[Collected data entries]
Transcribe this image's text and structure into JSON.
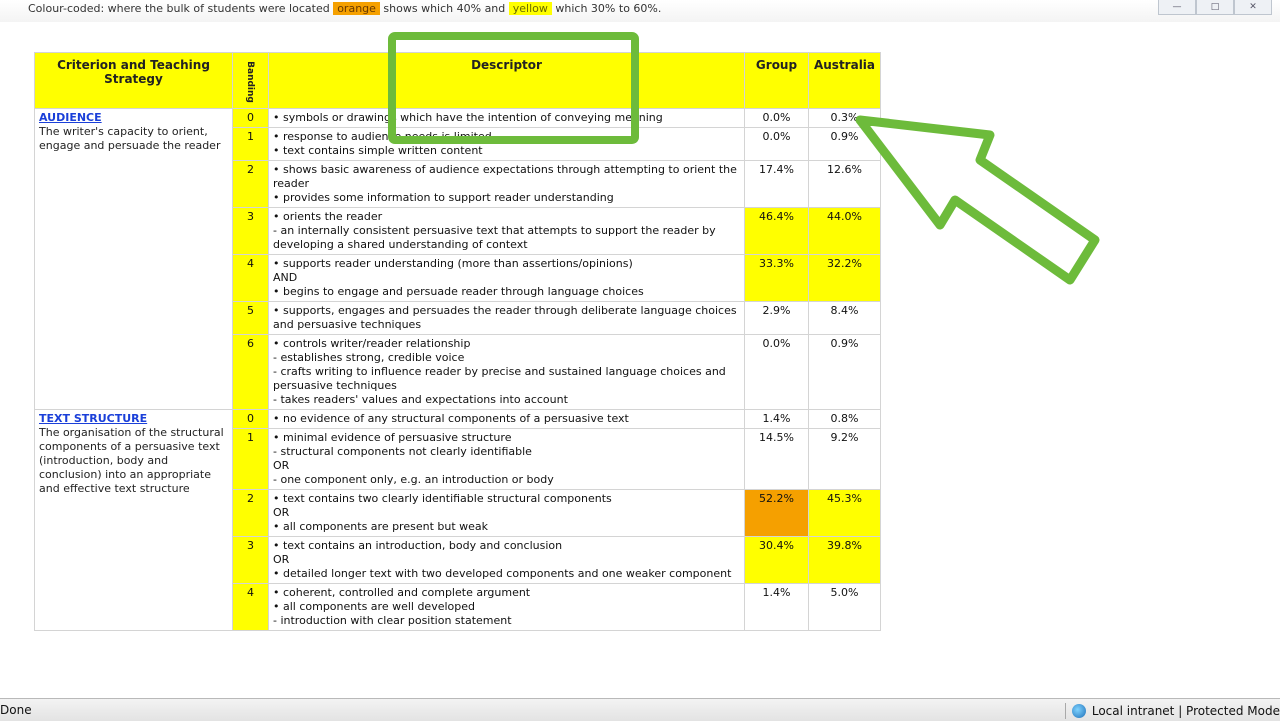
{
  "top_strip": {
    "text_before": "Colour-coded: where the bulk of students were located",
    "orange_label": "orange",
    "text_mid": "shows which 40% and",
    "yellow_label": "yellow",
    "text_end": "which 30% to 60%."
  },
  "table": {
    "headers": {
      "criterion": "Criterion and Teaching Strategy",
      "rating": "Banding",
      "descriptor": "Descriptor",
      "group": "Group",
      "australia": "Australia"
    },
    "criteria": [
      {
        "title": "AUDIENCE",
        "description": "The writer's capacity to orient, engage and persuade the reader",
        "rows": [
          {
            "score": "0",
            "descriptor": "• symbols or drawings which have the intention of conveying meaning",
            "group": "0.0%",
            "australia": "0.3%",
            "group_hl": "w",
            "aus_hl": "w"
          },
          {
            "score": "1",
            "descriptor": "• response to audience needs is limited\n• text contains simple written content",
            "group": "0.0%",
            "australia": "0.9%",
            "group_hl": "w",
            "aus_hl": "w"
          },
          {
            "score": "2",
            "descriptor": "• shows basic awareness of audience expectations through attempting to orient the reader\n• provides some information to support reader understanding",
            "group": "17.4%",
            "australia": "12.6%",
            "group_hl": "w",
            "aus_hl": "w"
          },
          {
            "score": "3",
            "descriptor": "• orients the reader\n- an internally consistent persuasive text that attempts to support the reader by developing a shared understanding of context",
            "group": "46.4%",
            "australia": "44.0%",
            "group_hl": "y",
            "aus_hl": "y"
          },
          {
            "score": "4",
            "descriptor": "• supports reader understanding (more than assertions/opinions)\nAND\n• begins to engage and persuade reader through language choices",
            "group": "33.3%",
            "australia": "32.2%",
            "group_hl": "y",
            "aus_hl": "y"
          },
          {
            "score": "5",
            "descriptor": "• supports, engages and persuades the reader through deliberate language choices and persuasive techniques",
            "group": "2.9%",
            "australia": "8.4%",
            "group_hl": "w",
            "aus_hl": "w"
          },
          {
            "score": "6",
            "descriptor": "• controls writer/reader relationship\n- establishes strong, credible voice\n- crafts writing to influence reader by precise and sustained language choices and persuasive techniques\n- takes readers' values and expectations into account",
            "group": "0.0%",
            "australia": "0.9%",
            "group_hl": "w",
            "aus_hl": "w"
          }
        ]
      },
      {
        "title": "TEXT STRUCTURE",
        "description": "The organisation of the structural components of a persuasive text (introduction, body and conclusion) into an appropriate and effective text structure",
        "rows": [
          {
            "score": "0",
            "descriptor": "• no evidence of any structural components of a persuasive text",
            "group": "1.4%",
            "australia": "0.8%",
            "group_hl": "w",
            "aus_hl": "w"
          },
          {
            "score": "1",
            "descriptor": "• minimal evidence of persuasive structure\n- structural components not clearly identifiable\nOR\n- one component only, e.g. an introduction or body",
            "group": "14.5%",
            "australia": "9.2%",
            "group_hl": "w",
            "aus_hl": "w"
          },
          {
            "score": "2",
            "descriptor": "• text contains two clearly identifiable structural components\nOR\n• all components are present but weak",
            "group": "52.2%",
            "australia": "45.3%",
            "group_hl": "o",
            "aus_hl": "y"
          },
          {
            "score": "3",
            "descriptor": "• text contains an introduction, body and conclusion\nOR\n• detailed longer text with two developed components and one weaker component",
            "group": "30.4%",
            "australia": "39.8%",
            "group_hl": "y",
            "aus_hl": "y"
          },
          {
            "score": "4",
            "descriptor": "• coherent, controlled and complete argument\n• all components are well developed\n- introduction with clear position statement",
            "group": "1.4%",
            "australia": "5.0%",
            "group_hl": "w",
            "aus_hl": "w"
          }
        ]
      }
    ]
  },
  "status_bar": {
    "left": "Done",
    "zone": "Local intranet | Protected Mode"
  },
  "colors": {
    "yellow": "#ffff00",
    "orange": "#f5a000",
    "annotation_green": "#6dbb3b"
  }
}
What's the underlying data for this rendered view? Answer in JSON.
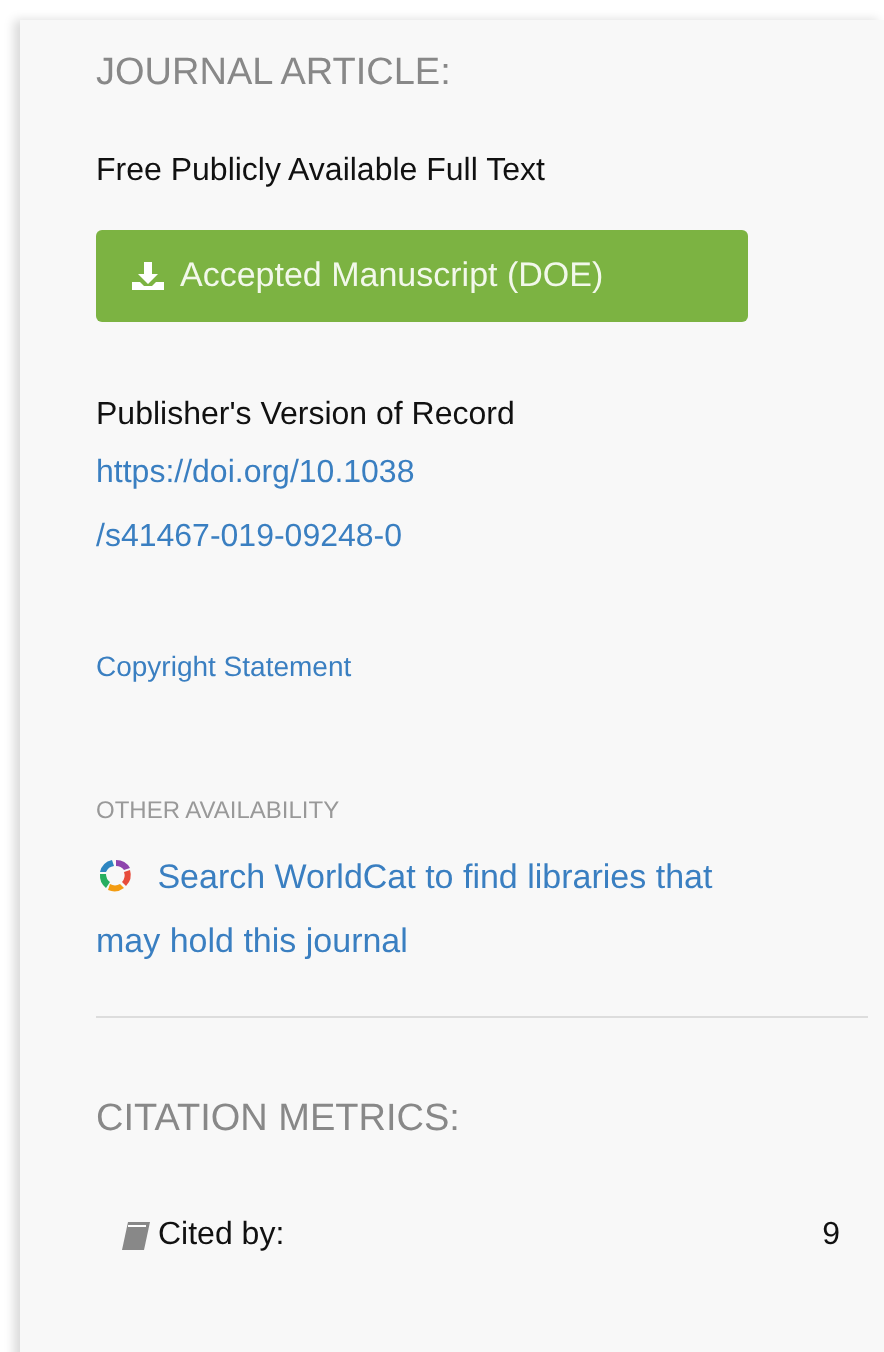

◆ EXERCISE REQUIREMENTS:
Identify the lines of the data that contain the word "structural". Copy each of them.

◆ ANSWER TO THE EXERCISE:
        "description": "The organisation of the structural components of a persuasive text (introduction, body and conclusion) into an appropriate and effective text structure",
            "descriptor": "• no evidence of any structural components of a persuasive text",
            "descriptor": "• minimal evidence of persuasive structure\n- structural components not clearly identifiable\nOR\n- one component only, e.g. an introduction or body",
            "descriptor": "• text contains two clearly identifiable structural components\nOR\n• all components are present but weak",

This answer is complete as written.